§ Goal of the exercise
All of the material below is to be restated word for word, apart from the pictures.

§ Dataset records
***
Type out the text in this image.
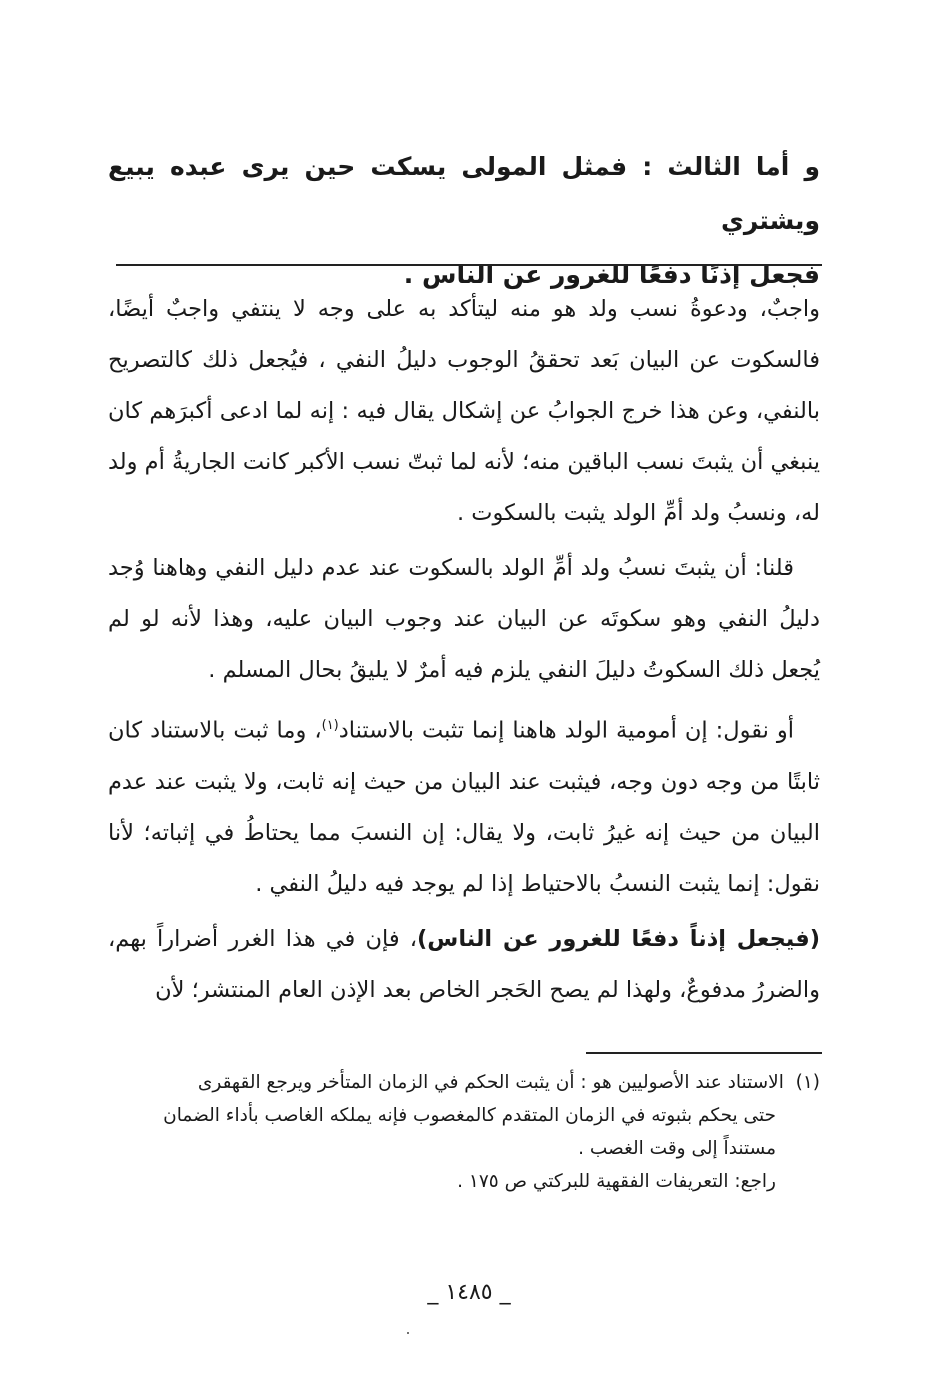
و أما الثالث : فمثل المولى يسكت حين يرى عبده يبيع ويشتري
فجعل إذنًا دفعًا للغرور عن الناس .

واجبٌ، ودعوةُ نسب ولد هو منه ليتأكد به على وجه لا ينتفي واجبٌ أيضًا، فالسكوت عن البيان بَعد تحققُ الوجوب دليلُ النفي ، فيُجعل ذلك كالتصريح بالنفي، وعن هذا خرج الجوابُ عن إشكال يقال فيه : إنه لما ادعى أكبرَهم كان ينبغي أن يثبتَ نسب الباقين منه؛ لأنه لما ثبتّ نسب الأكبر كانت الجاريةُ أم ولد له، ونسبُ ولد أمِّ الولد يثبت بالسكوت .

قلنا: أن يثبتَ نسبُ ولد أمِّ الولد بالسكوت عند عدم دليل النفي وهاهنا وُجد دليلُ النفي وهو سكوتَه عن البيان عند وجوب البيان عليه، وهذا لأنه لو لم يُجعل ذلك السكوتُ دليلَ النفي يلزم فيه أمرٌ لا يليقُ بحال المسلم .

أو نقول: إن أمومية الولد هاهنا إنما تثبت بالاستناد$^{(١)}$، وما ثبت بالاستناد كان ثابتًا من وجه دون وجه، فيثبت عند البيان من حيث إنه ثابت، ولا يثبت عند عدم البيان من حيث إنه غيرُ ثابت، ولا يقال: إن النسبَ مما يحتاطُ في إثباته؛ لأنا نقول: إنما يثبت النسبُ بالاحتياط إذا لم يوجد فيه دليلُ النفي .

(فيجعل إذناً دفعًا للغرور عن الناس)، فإن في هذا الغرر أضراراً بهم، والضررُ مدفوعٌ، ولهذا لم يصح الحَجر الخاص بعد الإذن العام المنتشر؛ لأن

(١)  الاستناد عند الأصوليين هو : أن يثبت الحكم في الزمان المتأخر ويرجع القهقرى

حتى يحكم بثبوته في الزمان المتقدم كالمغصوب فإنه يملكه الغاصب بأداء الضمان

مستنداً إلى وقت الغصب .

راجع: التعريفات الفقهية للبركتي ص ١٧٥ .

_ ١٤٨٥ _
***
§ Answer for the task
Type out the text in this image.
و أما الثالث : فمثل المولى يسكت حين يرى عبده يبيع ويشتري
فجعل إذنًا دفعًا للغرور عن الناس .

واجبٌ، ودعوةُ نسب ولد هو منه ليتأكد به على وجه لا ينتفي واجبٌ أيضًا، فالسكوت عن البيان بَعد تحققُ الوجوب دليلُ النفي ، فيُجعل ذلك كالتصريح بالنفي، وعن هذا خرج الجوابُ عن إشكال يقال فيه : إنه لما ادعى أكبرَهم كان ينبغي أن يثبتَ نسب الباقين منه؛ لأنه لما ثبتّ نسب الأكبر كانت الجاريةُ أم ولد له، ونسبُ ولد أمِّ الولد يثبت بالسكوت .

قلنا: أن يثبتَ نسبُ ولد أمِّ الولد بالسكوت عند عدم دليل النفي وهاهنا وُجد دليلُ النفي وهو سكوتَه عن البيان عند وجوب البيان عليه، وهذا لأنه لو لم يُجعل ذلك السكوتُ دليلَ النفي يلزم فيه أمرٌ لا يليقُ بحال المسلم .

أو نقول: إن أمومية الولد هاهنا إنما تثبت بالاستناد$^{(١)}$، وما ثبت بالاستناد كان ثابتًا من وجه دون وجه، فيثبت عند البيان من حيث إنه ثابت، ولا يثبت عند عدم البيان من حيث إنه غيرُ ثابت، ولا يقال: إن النسبَ مما يحتاطُ في إثباته؛ لأنا نقول: إنما يثبت النسبُ بالاحتياط إذا لم يوجد فيه دليلُ النفي .

(فيجعل إذناً دفعًا للغرور عن الناس)، فإن في هذا الغرر أضراراً بهم، والضررُ مدفوعٌ، ولهذا لم يصح الحَجر الخاص بعد الإذن العام المنتشر؛ لأن

(١)  الاستناد عند الأصوليين هو : أن يثبت الحكم في الزمان المتأخر ويرجع القهقرى

حتى يحكم بثبوته في الزمان المتقدم كالمغصوب فإنه يملكه الغاصب بأداء الضمان

مستنداً إلى وقت الغصب .

راجع: التعريفات الفقهية للبركتي ص ١٧٥ .

_ ١٤٨٥ _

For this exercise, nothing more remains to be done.